Extracted data entries:

-- START --

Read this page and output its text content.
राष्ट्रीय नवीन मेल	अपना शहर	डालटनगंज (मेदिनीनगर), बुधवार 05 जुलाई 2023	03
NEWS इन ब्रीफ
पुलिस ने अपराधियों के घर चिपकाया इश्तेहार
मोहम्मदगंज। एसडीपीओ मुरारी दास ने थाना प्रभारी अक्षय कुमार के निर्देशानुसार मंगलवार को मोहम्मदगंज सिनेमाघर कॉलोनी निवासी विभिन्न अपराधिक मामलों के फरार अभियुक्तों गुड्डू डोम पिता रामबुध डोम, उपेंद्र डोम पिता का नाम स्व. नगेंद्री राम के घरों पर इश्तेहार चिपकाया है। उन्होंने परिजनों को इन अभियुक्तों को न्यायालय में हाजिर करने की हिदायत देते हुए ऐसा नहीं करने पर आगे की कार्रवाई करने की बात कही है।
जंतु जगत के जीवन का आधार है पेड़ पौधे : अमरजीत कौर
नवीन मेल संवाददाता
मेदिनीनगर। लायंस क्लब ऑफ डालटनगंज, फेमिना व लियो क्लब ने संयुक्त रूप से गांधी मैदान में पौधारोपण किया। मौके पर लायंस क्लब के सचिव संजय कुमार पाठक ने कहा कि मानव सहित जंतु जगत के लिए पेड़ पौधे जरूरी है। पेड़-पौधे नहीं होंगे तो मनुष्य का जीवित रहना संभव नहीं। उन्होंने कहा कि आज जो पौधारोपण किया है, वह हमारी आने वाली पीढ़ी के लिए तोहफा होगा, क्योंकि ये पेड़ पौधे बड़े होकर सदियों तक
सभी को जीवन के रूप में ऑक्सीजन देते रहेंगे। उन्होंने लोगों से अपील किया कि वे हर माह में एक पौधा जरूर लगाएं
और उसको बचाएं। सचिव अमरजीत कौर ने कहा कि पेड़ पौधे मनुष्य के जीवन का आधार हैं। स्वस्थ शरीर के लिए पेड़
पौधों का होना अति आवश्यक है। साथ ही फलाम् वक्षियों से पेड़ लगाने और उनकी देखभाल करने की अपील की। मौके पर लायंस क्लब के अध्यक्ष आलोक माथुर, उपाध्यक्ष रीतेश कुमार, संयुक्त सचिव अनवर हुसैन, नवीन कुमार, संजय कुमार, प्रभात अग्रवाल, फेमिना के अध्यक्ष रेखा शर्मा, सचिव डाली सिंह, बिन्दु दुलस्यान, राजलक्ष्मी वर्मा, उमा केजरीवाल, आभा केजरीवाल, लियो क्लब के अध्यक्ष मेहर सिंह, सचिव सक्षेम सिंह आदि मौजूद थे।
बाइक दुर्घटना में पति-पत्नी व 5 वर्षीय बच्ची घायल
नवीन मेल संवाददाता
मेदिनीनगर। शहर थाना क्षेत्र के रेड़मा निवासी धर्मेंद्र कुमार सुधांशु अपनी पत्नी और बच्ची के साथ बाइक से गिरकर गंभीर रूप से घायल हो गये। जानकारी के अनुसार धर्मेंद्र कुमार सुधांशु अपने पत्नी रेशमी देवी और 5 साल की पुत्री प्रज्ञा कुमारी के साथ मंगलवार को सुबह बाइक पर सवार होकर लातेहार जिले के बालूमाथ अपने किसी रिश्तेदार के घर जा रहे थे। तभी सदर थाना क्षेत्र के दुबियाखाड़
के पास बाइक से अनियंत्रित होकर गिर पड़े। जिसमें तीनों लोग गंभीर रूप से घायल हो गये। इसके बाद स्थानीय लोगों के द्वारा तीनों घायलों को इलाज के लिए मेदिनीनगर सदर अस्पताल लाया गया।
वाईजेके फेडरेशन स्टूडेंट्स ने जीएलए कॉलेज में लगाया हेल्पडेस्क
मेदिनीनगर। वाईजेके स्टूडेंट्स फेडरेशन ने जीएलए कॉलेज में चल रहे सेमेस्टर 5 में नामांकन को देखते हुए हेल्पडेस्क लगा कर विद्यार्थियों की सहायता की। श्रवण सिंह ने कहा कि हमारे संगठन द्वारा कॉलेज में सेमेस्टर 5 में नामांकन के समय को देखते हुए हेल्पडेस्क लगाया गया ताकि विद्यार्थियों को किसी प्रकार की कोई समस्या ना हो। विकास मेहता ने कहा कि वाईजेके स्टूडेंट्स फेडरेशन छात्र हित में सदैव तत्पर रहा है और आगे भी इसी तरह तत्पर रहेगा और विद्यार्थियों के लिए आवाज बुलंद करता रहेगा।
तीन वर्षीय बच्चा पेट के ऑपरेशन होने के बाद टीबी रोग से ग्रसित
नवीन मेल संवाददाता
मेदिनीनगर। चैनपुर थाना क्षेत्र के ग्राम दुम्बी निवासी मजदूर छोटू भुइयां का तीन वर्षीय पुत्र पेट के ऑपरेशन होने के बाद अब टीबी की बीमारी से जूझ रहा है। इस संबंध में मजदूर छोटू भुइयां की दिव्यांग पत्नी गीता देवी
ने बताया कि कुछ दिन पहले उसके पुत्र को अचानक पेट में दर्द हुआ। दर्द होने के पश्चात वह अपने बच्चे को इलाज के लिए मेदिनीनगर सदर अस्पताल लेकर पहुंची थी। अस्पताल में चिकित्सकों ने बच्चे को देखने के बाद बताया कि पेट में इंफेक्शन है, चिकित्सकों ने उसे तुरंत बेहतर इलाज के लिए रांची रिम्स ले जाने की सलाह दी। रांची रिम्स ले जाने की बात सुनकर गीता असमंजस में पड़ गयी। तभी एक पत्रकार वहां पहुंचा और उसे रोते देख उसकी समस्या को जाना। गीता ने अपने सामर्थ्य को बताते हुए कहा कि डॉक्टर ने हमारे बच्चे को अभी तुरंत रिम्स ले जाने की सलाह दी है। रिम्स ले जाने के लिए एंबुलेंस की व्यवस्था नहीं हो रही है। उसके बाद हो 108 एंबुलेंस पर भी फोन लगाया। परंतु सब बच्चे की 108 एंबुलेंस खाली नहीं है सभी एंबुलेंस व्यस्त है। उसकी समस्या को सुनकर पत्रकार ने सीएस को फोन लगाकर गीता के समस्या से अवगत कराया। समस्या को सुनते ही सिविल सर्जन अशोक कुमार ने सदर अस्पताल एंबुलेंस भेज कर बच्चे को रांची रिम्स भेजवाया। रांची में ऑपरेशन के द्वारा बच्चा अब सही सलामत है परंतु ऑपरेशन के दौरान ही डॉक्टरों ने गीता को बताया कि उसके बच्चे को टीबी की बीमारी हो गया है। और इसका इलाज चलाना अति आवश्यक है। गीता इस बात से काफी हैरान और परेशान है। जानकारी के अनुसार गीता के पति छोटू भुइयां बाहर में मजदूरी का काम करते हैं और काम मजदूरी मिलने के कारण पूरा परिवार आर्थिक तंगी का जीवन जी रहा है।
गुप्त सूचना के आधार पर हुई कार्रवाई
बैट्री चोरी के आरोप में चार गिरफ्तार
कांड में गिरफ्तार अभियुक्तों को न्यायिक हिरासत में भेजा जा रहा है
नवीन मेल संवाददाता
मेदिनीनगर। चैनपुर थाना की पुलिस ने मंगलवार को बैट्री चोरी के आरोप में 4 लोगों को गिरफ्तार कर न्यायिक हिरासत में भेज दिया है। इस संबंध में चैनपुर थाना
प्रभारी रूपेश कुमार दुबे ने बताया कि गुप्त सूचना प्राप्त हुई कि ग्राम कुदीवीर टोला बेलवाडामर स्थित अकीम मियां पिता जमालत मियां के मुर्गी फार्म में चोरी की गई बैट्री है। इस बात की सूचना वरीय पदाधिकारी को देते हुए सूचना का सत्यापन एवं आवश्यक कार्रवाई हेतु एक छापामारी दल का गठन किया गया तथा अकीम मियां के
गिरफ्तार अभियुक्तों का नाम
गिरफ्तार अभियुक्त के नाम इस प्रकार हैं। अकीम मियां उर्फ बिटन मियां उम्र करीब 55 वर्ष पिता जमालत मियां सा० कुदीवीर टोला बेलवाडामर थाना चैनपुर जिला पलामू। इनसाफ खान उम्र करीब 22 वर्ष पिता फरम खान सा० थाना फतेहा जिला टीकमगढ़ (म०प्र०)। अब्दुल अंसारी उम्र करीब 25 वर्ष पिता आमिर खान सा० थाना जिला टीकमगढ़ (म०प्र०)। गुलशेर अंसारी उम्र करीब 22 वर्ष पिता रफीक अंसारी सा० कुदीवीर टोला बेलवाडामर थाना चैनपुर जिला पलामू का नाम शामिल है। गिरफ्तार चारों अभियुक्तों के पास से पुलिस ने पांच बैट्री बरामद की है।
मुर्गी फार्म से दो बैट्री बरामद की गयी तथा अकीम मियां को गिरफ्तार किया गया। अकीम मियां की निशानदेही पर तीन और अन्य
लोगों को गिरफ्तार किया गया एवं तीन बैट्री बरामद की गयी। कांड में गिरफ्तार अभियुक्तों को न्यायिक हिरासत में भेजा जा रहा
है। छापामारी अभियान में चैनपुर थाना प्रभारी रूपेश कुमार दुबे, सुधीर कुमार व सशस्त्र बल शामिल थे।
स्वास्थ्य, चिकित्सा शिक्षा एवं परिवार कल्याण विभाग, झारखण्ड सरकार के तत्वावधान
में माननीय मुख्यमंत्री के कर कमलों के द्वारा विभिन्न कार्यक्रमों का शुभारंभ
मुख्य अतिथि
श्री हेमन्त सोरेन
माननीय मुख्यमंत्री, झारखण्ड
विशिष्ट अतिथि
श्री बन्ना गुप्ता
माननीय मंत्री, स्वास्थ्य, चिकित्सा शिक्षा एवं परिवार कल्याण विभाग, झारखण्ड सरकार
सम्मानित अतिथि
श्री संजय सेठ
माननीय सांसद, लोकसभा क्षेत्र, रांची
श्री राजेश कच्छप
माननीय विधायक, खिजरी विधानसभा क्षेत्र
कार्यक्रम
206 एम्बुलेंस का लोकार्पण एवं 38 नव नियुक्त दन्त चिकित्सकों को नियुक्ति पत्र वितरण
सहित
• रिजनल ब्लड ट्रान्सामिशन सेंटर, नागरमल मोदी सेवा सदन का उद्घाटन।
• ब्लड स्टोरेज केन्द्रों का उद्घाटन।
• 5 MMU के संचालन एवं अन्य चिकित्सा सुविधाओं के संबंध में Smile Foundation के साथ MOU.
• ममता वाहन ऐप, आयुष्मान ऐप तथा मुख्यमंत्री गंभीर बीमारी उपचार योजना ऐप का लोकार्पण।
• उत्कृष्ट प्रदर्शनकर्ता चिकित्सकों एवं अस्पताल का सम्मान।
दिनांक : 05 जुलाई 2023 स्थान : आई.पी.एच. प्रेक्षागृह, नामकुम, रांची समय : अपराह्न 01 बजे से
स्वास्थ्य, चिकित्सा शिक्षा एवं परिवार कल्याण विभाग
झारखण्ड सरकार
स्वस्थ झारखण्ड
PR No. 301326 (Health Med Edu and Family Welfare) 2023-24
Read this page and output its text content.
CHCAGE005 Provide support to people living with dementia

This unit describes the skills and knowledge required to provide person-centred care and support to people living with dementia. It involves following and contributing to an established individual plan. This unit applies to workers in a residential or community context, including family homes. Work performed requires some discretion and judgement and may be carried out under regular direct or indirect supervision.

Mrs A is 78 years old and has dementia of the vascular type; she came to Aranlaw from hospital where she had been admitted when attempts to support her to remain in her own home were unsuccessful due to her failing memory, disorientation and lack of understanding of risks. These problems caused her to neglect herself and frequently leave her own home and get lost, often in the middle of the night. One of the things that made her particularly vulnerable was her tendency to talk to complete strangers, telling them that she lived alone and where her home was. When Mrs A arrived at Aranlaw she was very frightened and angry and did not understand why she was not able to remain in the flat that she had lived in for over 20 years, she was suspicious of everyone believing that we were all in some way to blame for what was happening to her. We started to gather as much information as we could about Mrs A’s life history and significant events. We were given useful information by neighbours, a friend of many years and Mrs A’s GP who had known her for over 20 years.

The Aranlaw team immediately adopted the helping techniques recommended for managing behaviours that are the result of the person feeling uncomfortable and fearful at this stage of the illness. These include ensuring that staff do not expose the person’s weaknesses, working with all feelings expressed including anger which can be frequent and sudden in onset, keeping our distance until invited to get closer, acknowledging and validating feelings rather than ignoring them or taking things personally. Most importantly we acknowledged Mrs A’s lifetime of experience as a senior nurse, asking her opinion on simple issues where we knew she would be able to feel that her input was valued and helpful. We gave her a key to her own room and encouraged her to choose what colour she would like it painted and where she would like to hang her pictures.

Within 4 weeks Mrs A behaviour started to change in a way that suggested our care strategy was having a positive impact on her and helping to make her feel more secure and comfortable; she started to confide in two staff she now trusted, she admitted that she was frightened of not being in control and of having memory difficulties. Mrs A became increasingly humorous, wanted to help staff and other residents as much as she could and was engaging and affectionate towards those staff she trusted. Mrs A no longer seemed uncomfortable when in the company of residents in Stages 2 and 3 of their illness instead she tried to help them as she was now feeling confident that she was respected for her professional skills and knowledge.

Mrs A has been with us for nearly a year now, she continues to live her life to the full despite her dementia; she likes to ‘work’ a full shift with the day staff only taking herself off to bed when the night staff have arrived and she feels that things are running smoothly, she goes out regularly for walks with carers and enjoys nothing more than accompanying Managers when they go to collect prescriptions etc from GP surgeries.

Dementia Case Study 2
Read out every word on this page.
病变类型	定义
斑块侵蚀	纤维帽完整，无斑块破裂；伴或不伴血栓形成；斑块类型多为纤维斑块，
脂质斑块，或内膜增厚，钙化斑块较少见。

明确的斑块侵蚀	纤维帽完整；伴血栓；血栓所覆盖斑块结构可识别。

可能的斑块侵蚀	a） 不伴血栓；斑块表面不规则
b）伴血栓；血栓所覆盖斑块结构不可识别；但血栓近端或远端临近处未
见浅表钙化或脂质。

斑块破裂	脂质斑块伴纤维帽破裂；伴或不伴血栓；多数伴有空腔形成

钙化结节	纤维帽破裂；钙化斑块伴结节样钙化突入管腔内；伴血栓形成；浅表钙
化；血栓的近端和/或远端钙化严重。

-- END --

§ **EXERCISE REQUIREMENTS**
Extract exactly the lines between the line containing "Read out every word on this page." and the end of the data, including both.

§ **SOLUTION TO THIS TASK**
Read out every word on this page.
病变类型	定义
斑块侵蚀	纤维帽完整，无斑块破裂；伴或不伴血栓形成；斑块类型多为纤维斑块，
脂质斑块，或内膜增厚，钙化斑块较少见。

明确的斑块侵蚀	纤维帽完整；伴血栓；血栓所覆盖斑块结构可识别。

可能的斑块侵蚀	a） 不伴血栓；斑块表面不规则
b）伴血栓；血栓所覆盖斑块结构不可识别；但血栓近端或远端临近处未
见浅表钙化或脂质。

斑块破裂	脂质斑块伴纤维帽破裂；伴或不伴血栓；多数伴有空腔形成

钙化结节	纤维帽破裂；钙化斑块伴结节样钙化突入管腔内；伴血栓形成；浅表钙
化；血栓的近端和/或远端钙化严重。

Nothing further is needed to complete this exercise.